>> START
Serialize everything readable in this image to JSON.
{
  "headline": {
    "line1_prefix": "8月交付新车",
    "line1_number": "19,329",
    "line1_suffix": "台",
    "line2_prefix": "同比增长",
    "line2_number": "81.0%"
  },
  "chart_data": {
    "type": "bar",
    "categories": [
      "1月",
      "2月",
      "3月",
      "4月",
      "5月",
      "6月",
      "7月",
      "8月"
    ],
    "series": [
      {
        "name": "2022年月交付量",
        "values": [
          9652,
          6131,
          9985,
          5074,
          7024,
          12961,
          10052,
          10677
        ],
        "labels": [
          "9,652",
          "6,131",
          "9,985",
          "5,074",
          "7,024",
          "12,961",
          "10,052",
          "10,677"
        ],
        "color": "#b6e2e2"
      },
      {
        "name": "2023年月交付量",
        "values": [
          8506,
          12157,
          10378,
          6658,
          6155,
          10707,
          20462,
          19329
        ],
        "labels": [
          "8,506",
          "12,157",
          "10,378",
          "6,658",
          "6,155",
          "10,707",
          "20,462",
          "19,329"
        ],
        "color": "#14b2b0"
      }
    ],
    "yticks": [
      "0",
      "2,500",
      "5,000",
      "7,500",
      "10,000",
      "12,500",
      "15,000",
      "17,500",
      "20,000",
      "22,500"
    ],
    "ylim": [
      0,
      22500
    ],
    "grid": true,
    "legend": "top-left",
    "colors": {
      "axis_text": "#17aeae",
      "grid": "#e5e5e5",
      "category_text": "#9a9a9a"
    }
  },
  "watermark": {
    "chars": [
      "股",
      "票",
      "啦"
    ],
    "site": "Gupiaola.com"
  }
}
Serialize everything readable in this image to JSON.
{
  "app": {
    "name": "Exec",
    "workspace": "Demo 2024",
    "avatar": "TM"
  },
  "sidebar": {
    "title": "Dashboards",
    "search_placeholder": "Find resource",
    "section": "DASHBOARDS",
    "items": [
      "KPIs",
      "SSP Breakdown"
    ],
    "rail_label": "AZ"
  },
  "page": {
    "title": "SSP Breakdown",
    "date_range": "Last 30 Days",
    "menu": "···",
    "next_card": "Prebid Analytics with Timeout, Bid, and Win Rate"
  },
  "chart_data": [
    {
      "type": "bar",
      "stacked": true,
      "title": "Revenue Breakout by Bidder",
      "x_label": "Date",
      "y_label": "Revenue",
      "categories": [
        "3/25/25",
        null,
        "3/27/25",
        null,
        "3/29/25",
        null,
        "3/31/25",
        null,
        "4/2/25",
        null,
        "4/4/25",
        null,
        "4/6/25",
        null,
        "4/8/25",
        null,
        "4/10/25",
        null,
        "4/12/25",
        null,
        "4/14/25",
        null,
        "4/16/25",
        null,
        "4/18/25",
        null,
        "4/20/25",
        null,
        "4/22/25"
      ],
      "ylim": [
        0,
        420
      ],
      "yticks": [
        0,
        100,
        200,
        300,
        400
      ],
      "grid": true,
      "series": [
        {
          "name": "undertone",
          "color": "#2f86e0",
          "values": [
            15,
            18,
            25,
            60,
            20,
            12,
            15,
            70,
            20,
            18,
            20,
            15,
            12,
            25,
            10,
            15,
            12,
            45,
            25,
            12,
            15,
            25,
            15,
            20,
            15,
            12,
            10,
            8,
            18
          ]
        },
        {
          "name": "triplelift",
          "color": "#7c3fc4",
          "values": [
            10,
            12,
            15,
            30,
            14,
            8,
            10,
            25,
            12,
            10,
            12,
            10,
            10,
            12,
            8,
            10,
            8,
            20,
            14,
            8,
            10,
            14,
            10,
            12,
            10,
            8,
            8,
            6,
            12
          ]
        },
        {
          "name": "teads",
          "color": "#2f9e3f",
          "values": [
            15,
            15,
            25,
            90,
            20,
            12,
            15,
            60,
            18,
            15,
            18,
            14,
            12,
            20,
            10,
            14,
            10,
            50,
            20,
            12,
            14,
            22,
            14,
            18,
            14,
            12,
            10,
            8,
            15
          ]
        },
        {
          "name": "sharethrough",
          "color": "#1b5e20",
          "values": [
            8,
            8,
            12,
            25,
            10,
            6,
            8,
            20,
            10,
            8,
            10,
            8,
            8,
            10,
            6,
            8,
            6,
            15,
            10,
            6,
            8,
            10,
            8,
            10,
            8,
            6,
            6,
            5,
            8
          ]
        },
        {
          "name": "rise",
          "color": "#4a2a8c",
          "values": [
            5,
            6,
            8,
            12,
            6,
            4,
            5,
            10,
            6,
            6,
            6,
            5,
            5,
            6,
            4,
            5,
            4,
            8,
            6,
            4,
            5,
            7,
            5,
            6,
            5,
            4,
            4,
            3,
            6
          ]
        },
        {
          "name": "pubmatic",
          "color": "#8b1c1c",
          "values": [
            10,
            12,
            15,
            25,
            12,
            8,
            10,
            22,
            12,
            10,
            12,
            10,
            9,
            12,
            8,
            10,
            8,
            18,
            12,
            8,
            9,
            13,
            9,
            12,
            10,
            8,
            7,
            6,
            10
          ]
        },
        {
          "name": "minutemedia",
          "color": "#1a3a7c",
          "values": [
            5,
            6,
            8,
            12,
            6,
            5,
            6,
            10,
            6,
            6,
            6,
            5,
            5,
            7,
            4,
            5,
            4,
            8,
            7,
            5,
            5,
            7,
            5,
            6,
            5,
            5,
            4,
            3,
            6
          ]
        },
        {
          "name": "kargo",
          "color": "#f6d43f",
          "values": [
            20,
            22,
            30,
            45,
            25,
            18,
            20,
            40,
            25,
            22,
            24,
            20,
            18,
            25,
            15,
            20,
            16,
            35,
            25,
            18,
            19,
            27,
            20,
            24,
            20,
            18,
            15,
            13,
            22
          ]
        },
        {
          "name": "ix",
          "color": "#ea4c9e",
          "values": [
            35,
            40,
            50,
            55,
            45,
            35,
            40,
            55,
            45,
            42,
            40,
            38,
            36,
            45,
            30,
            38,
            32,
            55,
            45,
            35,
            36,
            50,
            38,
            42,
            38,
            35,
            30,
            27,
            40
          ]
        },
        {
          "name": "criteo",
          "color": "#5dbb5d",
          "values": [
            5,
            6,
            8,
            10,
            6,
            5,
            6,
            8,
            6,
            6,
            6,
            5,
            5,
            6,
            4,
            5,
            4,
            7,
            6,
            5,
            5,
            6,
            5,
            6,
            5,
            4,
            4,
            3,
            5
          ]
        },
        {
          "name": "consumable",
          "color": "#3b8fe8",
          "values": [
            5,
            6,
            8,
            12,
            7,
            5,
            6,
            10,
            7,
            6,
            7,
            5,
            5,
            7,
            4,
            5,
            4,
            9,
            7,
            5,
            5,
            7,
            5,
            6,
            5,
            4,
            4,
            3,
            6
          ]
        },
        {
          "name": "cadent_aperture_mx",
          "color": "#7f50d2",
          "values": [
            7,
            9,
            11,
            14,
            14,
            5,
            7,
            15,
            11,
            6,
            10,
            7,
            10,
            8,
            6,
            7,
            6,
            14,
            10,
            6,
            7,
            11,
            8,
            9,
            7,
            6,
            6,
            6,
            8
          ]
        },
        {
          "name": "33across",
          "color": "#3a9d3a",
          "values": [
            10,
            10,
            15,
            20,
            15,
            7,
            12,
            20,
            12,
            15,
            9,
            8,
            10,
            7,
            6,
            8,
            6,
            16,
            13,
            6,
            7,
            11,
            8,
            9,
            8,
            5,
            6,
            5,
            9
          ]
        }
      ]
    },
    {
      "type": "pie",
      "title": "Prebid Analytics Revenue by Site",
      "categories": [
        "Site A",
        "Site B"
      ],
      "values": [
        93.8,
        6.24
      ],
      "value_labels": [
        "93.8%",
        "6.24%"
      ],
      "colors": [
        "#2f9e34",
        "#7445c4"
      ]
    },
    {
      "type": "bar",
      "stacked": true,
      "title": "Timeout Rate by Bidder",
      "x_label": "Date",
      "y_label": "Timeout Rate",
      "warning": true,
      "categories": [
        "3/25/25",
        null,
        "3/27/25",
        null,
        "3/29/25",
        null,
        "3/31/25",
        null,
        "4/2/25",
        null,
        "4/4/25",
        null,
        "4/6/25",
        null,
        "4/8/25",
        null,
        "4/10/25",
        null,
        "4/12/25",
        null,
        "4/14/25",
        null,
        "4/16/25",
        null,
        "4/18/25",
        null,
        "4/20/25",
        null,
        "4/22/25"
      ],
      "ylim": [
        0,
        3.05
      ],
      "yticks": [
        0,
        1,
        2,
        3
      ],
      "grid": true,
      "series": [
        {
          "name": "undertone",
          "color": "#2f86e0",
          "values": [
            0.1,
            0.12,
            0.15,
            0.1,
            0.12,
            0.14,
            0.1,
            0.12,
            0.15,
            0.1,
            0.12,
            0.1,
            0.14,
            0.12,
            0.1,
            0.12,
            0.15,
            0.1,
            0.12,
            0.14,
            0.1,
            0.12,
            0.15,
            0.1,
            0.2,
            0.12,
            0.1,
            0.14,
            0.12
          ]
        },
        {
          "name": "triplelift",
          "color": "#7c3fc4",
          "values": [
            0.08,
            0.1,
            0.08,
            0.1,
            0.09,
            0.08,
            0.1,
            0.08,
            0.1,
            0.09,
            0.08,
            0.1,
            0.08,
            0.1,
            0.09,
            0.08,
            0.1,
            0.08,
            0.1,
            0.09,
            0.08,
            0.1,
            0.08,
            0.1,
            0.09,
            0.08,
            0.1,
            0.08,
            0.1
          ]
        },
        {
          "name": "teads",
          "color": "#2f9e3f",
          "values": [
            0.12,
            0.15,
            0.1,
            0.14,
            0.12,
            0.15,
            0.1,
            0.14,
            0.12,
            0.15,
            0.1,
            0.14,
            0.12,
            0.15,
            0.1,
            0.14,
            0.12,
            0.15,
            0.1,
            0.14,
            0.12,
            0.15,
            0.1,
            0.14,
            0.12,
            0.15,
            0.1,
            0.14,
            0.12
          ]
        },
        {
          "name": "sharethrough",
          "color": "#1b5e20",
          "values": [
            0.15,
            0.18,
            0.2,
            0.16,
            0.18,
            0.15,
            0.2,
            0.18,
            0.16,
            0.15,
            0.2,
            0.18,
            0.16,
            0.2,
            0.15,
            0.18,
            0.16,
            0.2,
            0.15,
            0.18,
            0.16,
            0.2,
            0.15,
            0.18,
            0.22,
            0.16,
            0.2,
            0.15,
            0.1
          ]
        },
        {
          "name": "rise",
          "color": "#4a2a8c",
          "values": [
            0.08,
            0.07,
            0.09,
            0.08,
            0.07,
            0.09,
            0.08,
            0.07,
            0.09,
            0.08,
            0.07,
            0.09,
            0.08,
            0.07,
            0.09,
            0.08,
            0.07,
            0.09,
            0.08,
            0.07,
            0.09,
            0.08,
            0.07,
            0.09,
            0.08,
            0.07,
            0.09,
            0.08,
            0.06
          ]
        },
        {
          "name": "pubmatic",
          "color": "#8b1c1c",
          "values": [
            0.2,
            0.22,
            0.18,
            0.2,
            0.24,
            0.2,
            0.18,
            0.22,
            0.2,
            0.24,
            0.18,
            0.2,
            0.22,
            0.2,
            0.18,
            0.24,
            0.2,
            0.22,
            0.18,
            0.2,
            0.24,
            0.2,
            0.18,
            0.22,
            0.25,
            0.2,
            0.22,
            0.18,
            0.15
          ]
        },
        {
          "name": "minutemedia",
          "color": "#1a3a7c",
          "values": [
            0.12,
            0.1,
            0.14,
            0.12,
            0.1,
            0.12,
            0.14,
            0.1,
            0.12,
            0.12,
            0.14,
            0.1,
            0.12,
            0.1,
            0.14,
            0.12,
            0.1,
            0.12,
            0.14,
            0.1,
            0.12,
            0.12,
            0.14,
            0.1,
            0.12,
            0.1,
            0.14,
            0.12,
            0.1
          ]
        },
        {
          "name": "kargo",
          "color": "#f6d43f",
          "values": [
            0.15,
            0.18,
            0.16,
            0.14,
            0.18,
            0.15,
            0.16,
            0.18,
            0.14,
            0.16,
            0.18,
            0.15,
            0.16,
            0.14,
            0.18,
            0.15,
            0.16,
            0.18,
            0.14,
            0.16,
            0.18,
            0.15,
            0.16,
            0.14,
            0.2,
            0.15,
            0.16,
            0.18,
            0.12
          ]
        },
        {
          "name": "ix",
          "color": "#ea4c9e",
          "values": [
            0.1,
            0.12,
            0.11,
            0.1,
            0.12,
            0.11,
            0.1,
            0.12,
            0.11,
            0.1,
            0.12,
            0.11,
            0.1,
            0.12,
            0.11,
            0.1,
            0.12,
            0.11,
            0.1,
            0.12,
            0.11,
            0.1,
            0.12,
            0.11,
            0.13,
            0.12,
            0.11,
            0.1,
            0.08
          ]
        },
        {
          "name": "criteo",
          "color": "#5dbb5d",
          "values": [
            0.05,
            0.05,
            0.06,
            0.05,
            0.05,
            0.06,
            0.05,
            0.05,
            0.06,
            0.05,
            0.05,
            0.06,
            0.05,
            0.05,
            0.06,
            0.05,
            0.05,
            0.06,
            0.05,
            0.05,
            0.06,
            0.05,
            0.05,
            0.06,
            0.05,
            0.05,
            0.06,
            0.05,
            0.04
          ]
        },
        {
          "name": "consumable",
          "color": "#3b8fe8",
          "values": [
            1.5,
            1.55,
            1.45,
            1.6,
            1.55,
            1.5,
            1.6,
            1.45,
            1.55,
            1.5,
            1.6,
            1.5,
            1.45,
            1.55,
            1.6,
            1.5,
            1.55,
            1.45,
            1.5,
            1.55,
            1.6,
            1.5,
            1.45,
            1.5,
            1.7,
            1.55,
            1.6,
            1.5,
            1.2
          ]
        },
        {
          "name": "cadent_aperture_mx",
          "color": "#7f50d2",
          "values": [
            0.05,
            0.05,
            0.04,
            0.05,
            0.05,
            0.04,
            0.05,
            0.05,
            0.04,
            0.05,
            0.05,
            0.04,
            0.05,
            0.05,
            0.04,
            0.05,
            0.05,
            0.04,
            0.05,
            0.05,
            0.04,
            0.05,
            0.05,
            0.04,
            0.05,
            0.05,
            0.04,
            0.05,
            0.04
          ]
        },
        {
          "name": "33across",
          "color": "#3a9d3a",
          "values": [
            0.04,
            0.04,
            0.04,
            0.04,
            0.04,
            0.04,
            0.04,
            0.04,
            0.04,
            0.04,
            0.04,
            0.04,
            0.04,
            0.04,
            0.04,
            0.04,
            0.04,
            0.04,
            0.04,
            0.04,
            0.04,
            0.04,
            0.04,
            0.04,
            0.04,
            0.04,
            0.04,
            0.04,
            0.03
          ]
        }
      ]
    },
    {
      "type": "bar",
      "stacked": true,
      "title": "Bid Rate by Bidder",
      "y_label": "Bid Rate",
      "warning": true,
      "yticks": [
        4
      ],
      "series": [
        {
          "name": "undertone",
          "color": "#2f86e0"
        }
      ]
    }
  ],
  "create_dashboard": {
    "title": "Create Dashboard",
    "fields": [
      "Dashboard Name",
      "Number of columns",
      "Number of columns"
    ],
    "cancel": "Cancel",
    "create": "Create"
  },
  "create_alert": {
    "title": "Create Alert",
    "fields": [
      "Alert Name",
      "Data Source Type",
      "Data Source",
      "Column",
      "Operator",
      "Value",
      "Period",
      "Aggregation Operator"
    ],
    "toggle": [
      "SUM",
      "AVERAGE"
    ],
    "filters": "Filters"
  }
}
>> END
DIRECTIVE:
Give the count of lines holding the word "title" and nothing more.

OUTPUT FOR THIS EXERCISE:
8